## WHAT IS BEING ASKED
Repeat the listing that follows, character for character, minus the pictures.

Collected data:
>>>>>

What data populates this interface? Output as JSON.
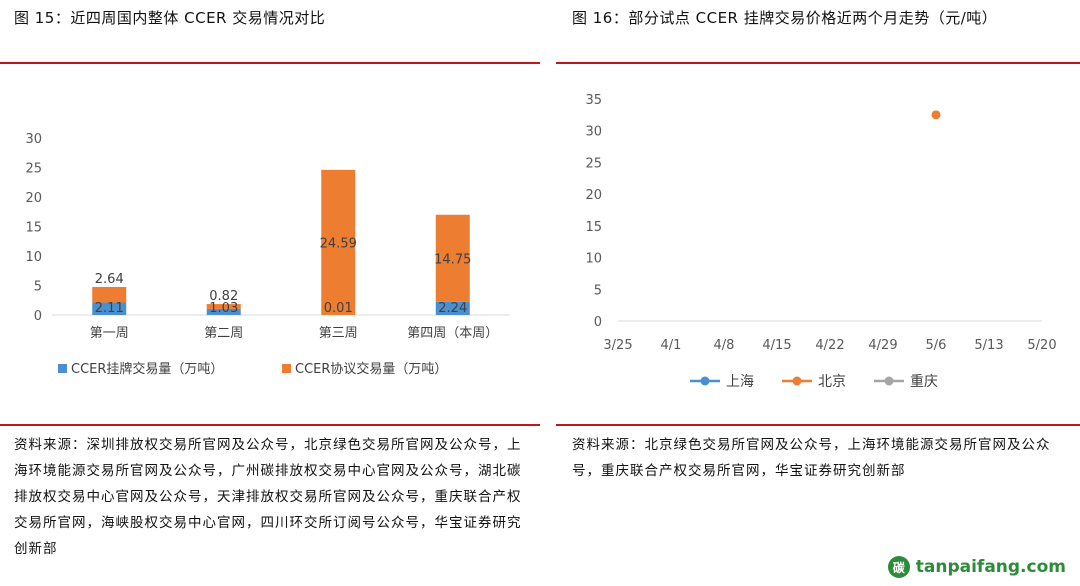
{
  "left": {
    "title": "图 15：近四周国内整体 CCER 交易情况对比",
    "source": "资料来源：深圳排放权交易所官网及公众号，北京绿色交易所官网及公众号，上海环境能源交易所官网及公众号，广州碳排放权交易中心官网及公众号，湖北碳排放权交易中心官网及公众号，天津排放权交易所官网及公众号，重庆联合产权交易所官网，海峡股权交易中心官网，四川环交所订阅号公众号，华宝证券研究创新部"
  },
  "right": {
    "title": "图 16：部分试点 CCER 挂牌交易价格近两个月走势（元/吨）",
    "source": "资料来源：北京绿色交易所官网及公众号，上海环境能源交易所官网及公众号，重庆联合产权交易所官网，华宝证券研究创新部"
  },
  "watermark": "tanpaifang.com",
  "watermark_logo": "碳",
  "chart_data": [
    {
      "type": "bar",
      "stacked": true,
      "categories": [
        "第一周",
        "第二周",
        "第三周",
        "第四周（本周）"
      ],
      "series": [
        {
          "name": "CCER挂牌交易量（万吨）",
          "color": "#4a8fd0",
          "values": [
            2.11,
            1.03,
            0.01,
            2.24
          ],
          "labels": [
            "2.11",
            "1.03",
            "0.01",
            "2.24"
          ]
        },
        {
          "name": "CCER协议交易量（万吨）",
          "color": "#ed7d31",
          "values": [
            2.64,
            0.82,
            24.59,
            14.75
          ],
          "labels": [
            "2.64",
            "0.82",
            "24.59",
            "14.75"
          ]
        }
      ],
      "ylim": [
        0,
        30
      ],
      "yticks": [
        0,
        5,
        10,
        15,
        20,
        25,
        30
      ],
      "legend_position": "bottom",
      "grid": false
    },
    {
      "type": "line",
      "x_ticks": [
        "3/25",
        "4/1",
        "4/8",
        "4/15",
        "4/22",
        "4/29",
        "5/6",
        "5/13",
        "5/20"
      ],
      "series": [
        {
          "name": "上海",
          "color": "#4a8fd0",
          "points": []
        },
        {
          "name": "北京",
          "color": "#ed7d31",
          "points": [
            {
              "x": "5/6",
              "y": 32.5
            }
          ]
        },
        {
          "name": "重庆",
          "color": "#a5a5a5",
          "points": []
        }
      ],
      "ylim": [
        0,
        35
      ],
      "yticks": [
        0,
        5,
        10,
        15,
        20,
        25,
        30,
        35
      ],
      "legend_position": "bottom",
      "grid": false
    }
  ]
}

<<<<<

## OUTPUT
What data populates this interface? Output as JSON.
{
  "left": {
    "title": "图 15：近四周国内整体 CCER 交易情况对比",
    "source": "资料来源：深圳排放权交易所官网及公众号，北京绿色交易所官网及公众号，上海环境能源交易所官网及公众号，广州碳排放权交易中心官网及公众号，湖北碳排放权交易中心官网及公众号，天津排放权交易所官网及公众号，重庆联合产权交易所官网，海峡股权交易中心官网，四川环交所订阅号公众号，华宝证券研究创新部"
  },
  "right": {
    "title": "图 16：部分试点 CCER 挂牌交易价格近两个月走势（元/吨）",
    "source": "资料来源：北京绿色交易所官网及公众号，上海环境能源交易所官网及公众号，重庆联合产权交易所官网，华宝证券研究创新部"
  },
  "watermark": "tanpaifang.com",
  "watermark_logo": "碳",
  "chart_data": [
    {
      "type": "bar",
      "stacked": true,
      "categories": [
        "第一周",
        "第二周",
        "第三周",
        "第四周（本周）"
      ],
      "series": [
        {
          "name": "CCER挂牌交易量（万吨）",
          "color": "#4a8fd0",
          "values": [
            2.11,
            1.03,
            0.01,
            2.24
          ],
          "labels": [
            "2.11",
            "1.03",
            "0.01",
            "2.24"
          ]
        },
        {
          "name": "CCER协议交易量（万吨）",
          "color": "#ed7d31",
          "values": [
            2.64,
            0.82,
            24.59,
            14.75
          ],
          "labels": [
            "2.64",
            "0.82",
            "24.59",
            "14.75"
          ]
        }
      ],
      "ylim": [
        0,
        30
      ],
      "yticks": [
        0,
        5,
        10,
        15,
        20,
        25,
        30
      ],
      "legend_position": "bottom",
      "grid": false
    },
    {
      "type": "line",
      "x_ticks": [
        "3/25",
        "4/1",
        "4/8",
        "4/15",
        "4/22",
        "4/29",
        "5/6",
        "5/13",
        "5/20"
      ],
      "series": [
        {
          "name": "上海",
          "color": "#4a8fd0",
          "points": []
        },
        {
          "name": "北京",
          "color": "#ed7d31",
          "points": [
            {
              "x": "5/6",
              "y": 32.5
            }
          ]
        },
        {
          "name": "重庆",
          "color": "#a5a5a5",
          "points": []
        }
      ],
      "ylim": [
        0,
        35
      ],
      "yticks": [
        0,
        5,
        10,
        15,
        20,
        25,
        30,
        35
      ],
      "legend_position": "bottom",
      "grid": false
    }
  ]
}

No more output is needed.